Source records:

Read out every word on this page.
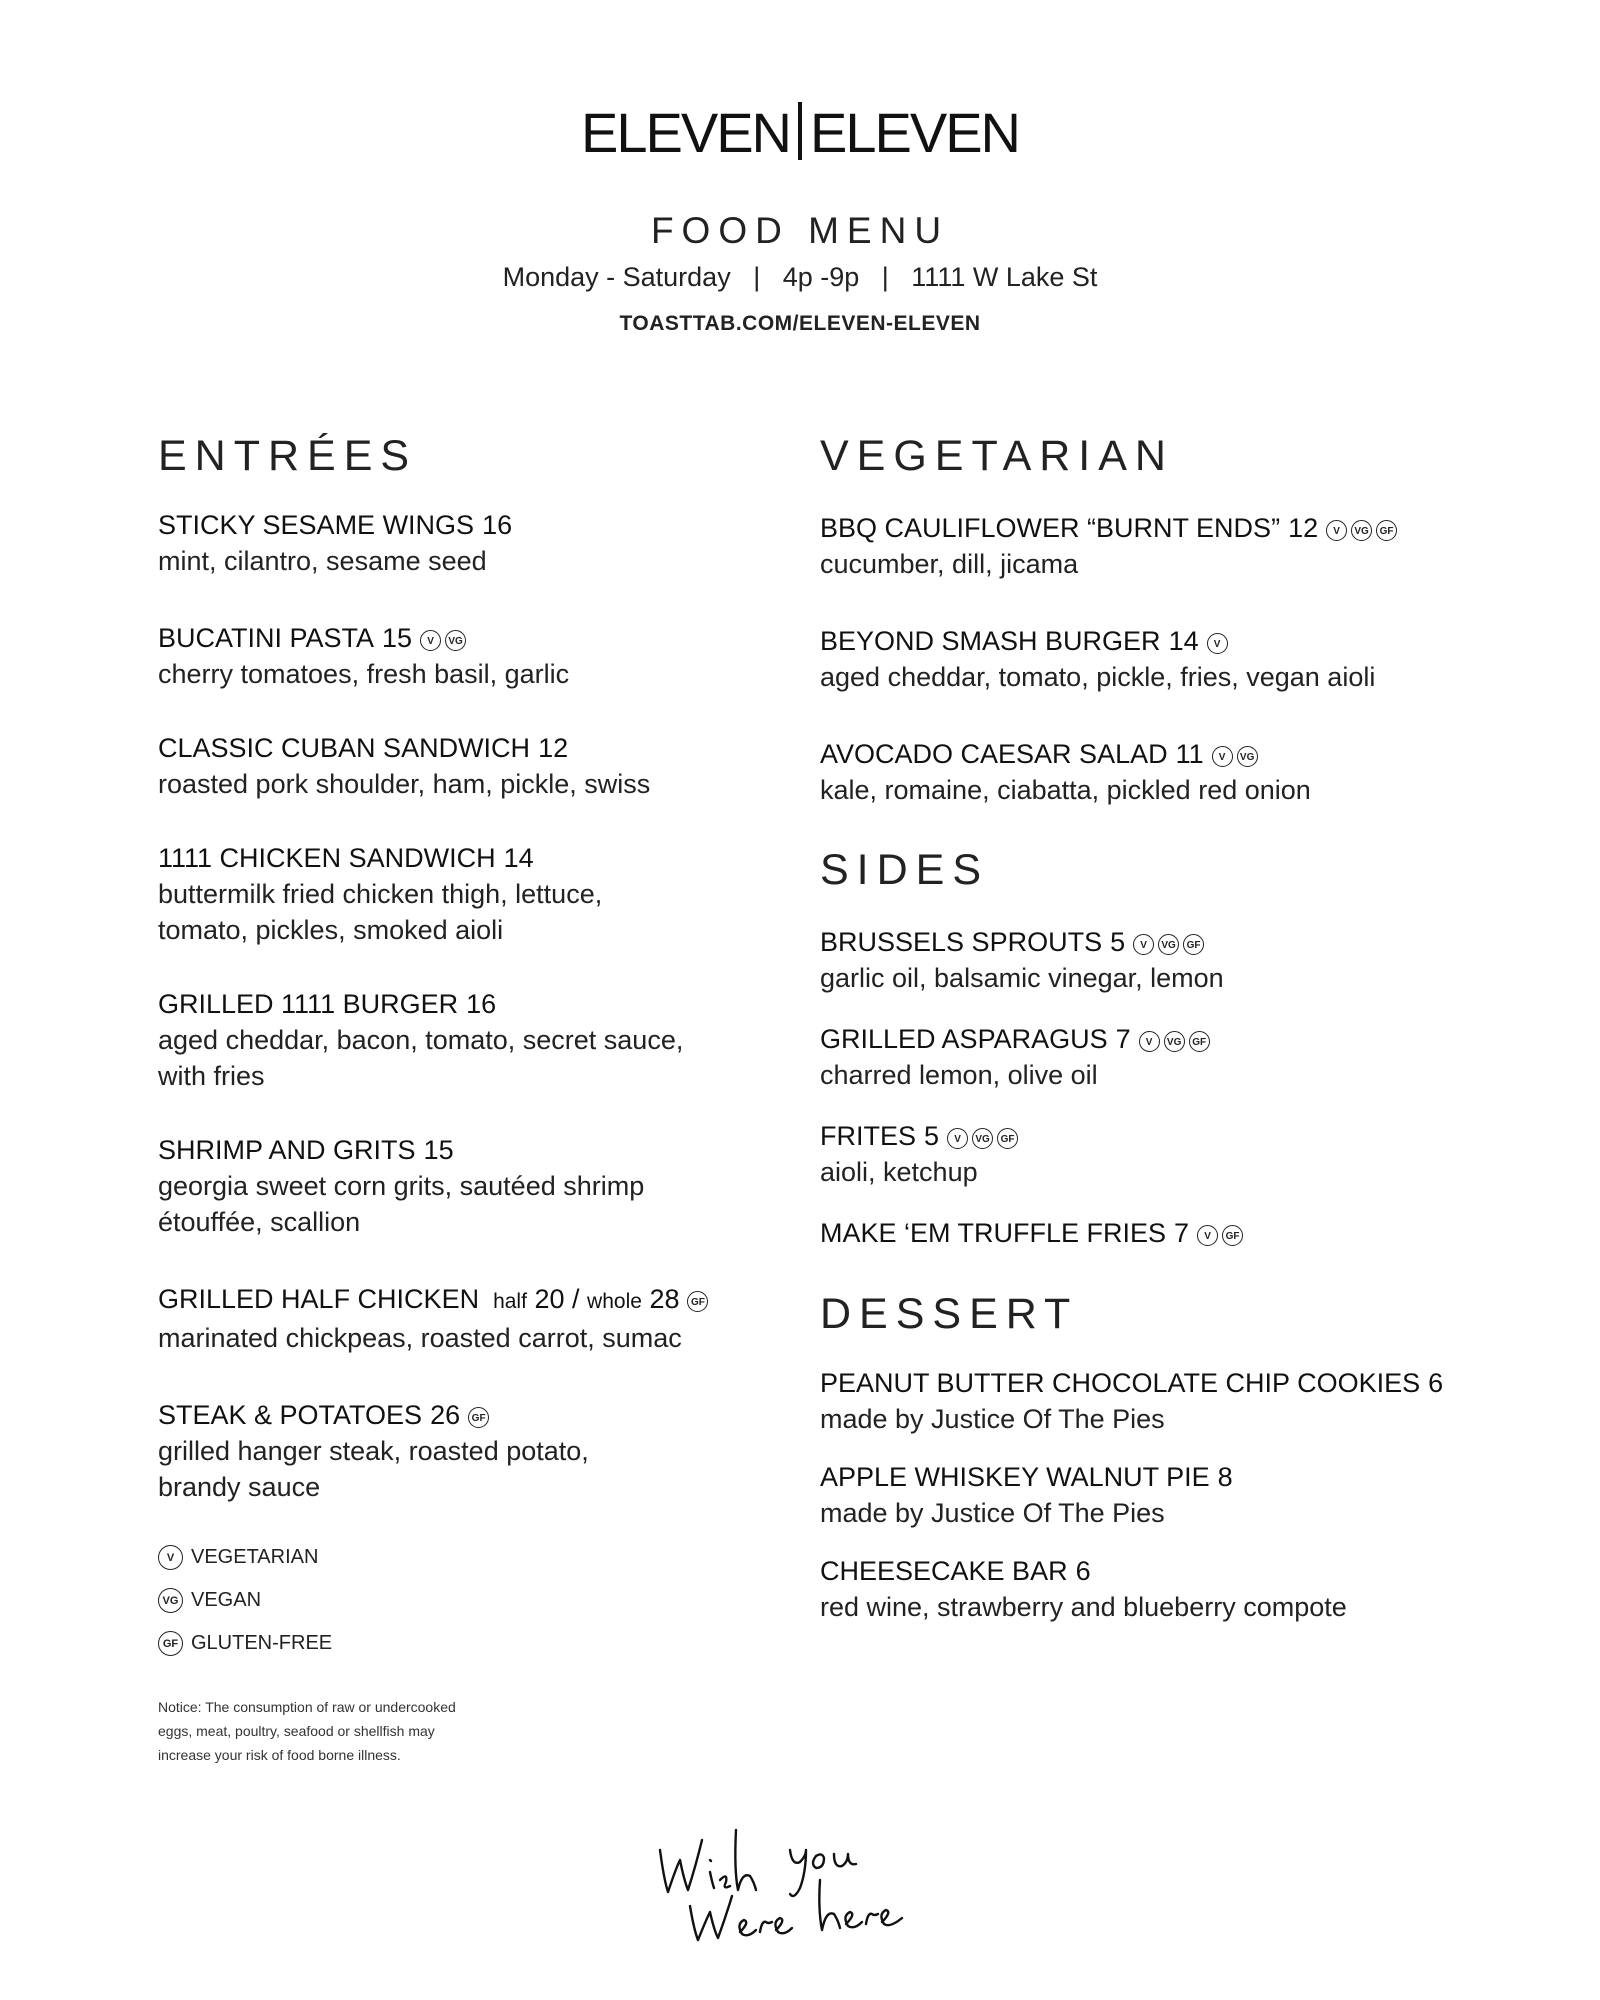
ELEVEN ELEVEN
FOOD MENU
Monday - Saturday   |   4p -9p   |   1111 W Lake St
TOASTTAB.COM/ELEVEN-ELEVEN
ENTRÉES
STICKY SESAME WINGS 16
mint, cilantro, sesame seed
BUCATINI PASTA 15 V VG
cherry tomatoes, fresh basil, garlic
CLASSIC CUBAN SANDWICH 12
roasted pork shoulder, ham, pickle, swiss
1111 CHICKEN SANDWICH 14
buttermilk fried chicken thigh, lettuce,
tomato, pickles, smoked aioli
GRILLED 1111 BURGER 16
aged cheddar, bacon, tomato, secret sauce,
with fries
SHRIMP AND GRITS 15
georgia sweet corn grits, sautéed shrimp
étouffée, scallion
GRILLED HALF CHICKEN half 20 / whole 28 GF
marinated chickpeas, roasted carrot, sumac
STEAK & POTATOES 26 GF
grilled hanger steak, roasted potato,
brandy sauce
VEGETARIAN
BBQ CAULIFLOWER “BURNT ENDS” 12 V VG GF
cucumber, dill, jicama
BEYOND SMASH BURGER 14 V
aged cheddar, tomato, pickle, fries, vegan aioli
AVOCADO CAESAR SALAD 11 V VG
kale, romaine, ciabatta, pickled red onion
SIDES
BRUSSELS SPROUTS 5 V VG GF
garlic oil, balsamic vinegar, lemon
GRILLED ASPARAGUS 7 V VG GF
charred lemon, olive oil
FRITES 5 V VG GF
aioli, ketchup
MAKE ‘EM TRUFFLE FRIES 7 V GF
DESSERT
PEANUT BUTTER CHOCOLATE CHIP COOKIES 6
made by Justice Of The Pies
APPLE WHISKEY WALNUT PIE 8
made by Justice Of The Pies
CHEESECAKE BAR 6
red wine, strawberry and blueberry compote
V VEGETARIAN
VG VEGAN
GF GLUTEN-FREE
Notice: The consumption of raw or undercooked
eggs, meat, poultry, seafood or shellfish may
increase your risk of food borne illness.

WHAT TO WORK ON
Your copy should hold every record word for word and none of the pictures.

PROBLEM SOLUTION
Read out every word on this page.
ELEVEN ELEVEN
FOOD MENU
Monday - Saturday   |   4p -9p   |   1111 W Lake St
TOASTTAB.COM/ELEVEN-ELEVEN
ENTRÉES
STICKY SESAME WINGS 16
mint, cilantro, sesame seed
BUCATINI PASTA 15 V VG
cherry tomatoes, fresh basil, garlic
CLASSIC CUBAN SANDWICH 12
roasted pork shoulder, ham, pickle, swiss
1111 CHICKEN SANDWICH 14
buttermilk fried chicken thigh, lettuce,
tomato, pickles, smoked aioli
GRILLED 1111 BURGER 16
aged cheddar, bacon, tomato, secret sauce,
with fries
SHRIMP AND GRITS 15
georgia sweet corn grits, sautéed shrimp
étouffée, scallion
GRILLED HALF CHICKEN half 20 / whole 28 GF
marinated chickpeas, roasted carrot, sumac
STEAK & POTATOES 26 GF
grilled hanger steak, roasted potato,
brandy sauce
VEGETARIAN
BBQ CAULIFLOWER “BURNT ENDS” 12 V VG GF
cucumber, dill, jicama
BEYOND SMASH BURGER 14 V
aged cheddar, tomato, pickle, fries, vegan aioli
AVOCADO CAESAR SALAD 11 V VG
kale, romaine, ciabatta, pickled red onion
SIDES
BRUSSELS SPROUTS 5 V VG GF
garlic oil, balsamic vinegar, lemon
GRILLED ASPARAGUS 7 V VG GF
charred lemon, olive oil
FRITES 5 V VG GF
aioli, ketchup
MAKE ‘EM TRUFFLE FRIES 7 V GF
DESSERT
PEANUT BUTTER CHOCOLATE CHIP COOKIES 6
made by Justice Of The Pies
APPLE WHISKEY WALNUT PIE 8
made by Justice Of The Pies
CHEESECAKE BAR 6
red wine, strawberry and blueberry compote
V VEGETARIAN
VG VEGAN
GF GLUTEN-FREE
Notice: The consumption of raw or undercooked
eggs, meat, poultry, seafood or shellfish may
increase your risk of food borne illness.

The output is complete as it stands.